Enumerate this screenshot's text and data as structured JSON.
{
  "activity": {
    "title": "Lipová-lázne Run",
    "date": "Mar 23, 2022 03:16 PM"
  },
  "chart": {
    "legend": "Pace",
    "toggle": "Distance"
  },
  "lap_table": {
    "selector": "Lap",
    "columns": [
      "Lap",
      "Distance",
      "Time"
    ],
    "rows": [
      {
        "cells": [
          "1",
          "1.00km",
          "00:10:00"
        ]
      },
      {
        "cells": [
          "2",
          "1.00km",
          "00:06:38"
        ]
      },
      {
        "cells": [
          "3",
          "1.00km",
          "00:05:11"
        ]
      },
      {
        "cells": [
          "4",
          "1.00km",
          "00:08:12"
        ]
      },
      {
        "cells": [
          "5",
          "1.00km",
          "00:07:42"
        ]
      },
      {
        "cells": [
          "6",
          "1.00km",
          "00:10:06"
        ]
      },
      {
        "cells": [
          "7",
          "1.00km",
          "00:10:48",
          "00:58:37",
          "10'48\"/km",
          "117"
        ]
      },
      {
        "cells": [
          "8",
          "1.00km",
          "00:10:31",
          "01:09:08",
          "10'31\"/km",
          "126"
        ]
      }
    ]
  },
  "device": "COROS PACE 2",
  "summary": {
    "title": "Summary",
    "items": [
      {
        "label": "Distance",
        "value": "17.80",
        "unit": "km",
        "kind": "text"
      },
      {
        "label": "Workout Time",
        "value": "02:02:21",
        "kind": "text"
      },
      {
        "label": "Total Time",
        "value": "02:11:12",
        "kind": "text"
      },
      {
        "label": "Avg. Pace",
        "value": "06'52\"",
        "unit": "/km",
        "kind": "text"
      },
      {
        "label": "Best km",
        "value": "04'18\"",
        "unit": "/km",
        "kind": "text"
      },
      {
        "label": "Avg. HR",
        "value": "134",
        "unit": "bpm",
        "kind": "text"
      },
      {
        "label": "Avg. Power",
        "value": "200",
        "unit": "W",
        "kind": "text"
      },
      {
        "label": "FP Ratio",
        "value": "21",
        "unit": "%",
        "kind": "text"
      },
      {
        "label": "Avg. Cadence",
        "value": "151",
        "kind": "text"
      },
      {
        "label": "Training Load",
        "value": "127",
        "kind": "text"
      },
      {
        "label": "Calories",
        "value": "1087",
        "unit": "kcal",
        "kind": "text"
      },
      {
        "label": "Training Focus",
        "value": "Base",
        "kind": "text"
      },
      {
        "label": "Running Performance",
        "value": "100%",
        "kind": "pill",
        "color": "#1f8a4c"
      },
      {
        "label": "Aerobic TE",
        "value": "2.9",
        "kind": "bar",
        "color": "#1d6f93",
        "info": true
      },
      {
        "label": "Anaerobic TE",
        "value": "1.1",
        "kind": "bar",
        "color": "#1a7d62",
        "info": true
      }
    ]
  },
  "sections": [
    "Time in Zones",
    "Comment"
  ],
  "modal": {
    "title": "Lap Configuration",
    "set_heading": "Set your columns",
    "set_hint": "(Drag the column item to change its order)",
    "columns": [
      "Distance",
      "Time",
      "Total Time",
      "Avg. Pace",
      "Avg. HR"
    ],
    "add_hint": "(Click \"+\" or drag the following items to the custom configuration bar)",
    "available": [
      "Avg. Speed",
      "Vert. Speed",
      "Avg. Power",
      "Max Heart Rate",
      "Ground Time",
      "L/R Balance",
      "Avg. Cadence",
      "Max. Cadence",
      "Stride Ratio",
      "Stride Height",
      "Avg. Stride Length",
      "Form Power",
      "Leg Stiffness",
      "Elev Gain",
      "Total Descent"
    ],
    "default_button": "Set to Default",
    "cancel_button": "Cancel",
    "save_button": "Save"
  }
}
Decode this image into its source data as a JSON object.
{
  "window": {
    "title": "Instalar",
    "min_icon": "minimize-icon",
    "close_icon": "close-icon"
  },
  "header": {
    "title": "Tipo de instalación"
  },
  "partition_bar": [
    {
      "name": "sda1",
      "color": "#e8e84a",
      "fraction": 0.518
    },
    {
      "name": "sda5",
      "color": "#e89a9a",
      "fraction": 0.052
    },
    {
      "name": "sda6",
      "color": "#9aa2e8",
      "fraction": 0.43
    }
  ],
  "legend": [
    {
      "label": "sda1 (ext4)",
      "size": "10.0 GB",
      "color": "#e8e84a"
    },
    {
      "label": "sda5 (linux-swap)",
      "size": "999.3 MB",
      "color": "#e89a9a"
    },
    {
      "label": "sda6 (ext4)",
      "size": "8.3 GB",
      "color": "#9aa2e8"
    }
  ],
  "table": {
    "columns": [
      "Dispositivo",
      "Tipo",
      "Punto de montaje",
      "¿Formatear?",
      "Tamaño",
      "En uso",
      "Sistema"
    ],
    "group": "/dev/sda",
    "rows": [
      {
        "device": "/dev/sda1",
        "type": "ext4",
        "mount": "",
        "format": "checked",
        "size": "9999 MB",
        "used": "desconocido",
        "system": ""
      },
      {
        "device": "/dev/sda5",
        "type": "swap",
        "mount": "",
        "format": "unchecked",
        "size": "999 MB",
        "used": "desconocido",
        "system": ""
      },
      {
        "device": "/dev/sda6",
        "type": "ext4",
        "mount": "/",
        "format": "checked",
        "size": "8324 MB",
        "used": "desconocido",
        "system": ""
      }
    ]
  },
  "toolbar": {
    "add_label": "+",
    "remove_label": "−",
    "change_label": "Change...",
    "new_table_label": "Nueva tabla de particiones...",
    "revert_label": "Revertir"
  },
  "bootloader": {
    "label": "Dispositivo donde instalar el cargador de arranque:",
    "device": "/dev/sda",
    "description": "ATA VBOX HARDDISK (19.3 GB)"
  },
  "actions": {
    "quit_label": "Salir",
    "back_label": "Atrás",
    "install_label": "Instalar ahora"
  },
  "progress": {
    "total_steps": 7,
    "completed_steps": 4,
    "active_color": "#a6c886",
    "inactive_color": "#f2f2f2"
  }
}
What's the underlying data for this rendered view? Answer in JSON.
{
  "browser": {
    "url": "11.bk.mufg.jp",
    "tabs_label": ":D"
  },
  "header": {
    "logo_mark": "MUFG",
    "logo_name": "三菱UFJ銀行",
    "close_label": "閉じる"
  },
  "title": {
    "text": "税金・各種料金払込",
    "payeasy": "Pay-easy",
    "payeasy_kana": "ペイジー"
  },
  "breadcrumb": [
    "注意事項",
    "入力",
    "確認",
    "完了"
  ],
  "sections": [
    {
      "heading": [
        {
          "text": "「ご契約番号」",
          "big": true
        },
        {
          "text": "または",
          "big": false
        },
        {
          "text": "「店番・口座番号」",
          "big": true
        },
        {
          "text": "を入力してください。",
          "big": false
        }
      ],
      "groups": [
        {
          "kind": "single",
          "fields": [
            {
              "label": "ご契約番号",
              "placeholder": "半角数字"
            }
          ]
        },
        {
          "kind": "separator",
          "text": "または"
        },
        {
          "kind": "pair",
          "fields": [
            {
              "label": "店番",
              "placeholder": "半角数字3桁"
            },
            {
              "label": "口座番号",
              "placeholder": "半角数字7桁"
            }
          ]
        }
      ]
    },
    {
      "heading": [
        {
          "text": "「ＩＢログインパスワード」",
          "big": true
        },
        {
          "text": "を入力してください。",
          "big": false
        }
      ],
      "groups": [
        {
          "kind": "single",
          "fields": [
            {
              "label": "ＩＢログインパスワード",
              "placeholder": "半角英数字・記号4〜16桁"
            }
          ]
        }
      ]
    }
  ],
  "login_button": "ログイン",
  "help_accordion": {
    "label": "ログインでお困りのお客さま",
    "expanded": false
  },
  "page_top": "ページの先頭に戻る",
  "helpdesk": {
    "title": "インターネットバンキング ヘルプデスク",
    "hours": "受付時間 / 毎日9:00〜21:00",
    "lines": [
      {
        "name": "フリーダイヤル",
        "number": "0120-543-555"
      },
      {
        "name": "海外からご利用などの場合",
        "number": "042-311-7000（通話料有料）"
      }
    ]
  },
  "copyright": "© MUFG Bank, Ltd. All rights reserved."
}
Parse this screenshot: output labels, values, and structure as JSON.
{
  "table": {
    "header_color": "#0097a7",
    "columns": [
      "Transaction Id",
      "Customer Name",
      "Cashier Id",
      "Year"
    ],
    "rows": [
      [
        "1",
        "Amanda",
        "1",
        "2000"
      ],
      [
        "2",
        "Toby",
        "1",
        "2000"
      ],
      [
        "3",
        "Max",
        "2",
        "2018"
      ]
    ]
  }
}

# # #

* [Written instruction]
Look above for every line with the word "screenshot" and copy it.

* [Answer to this exercise]
Enumerate this screenshot's text and data as structured JSON.
Parse this screenshot: output labels, values, and structure as JSON.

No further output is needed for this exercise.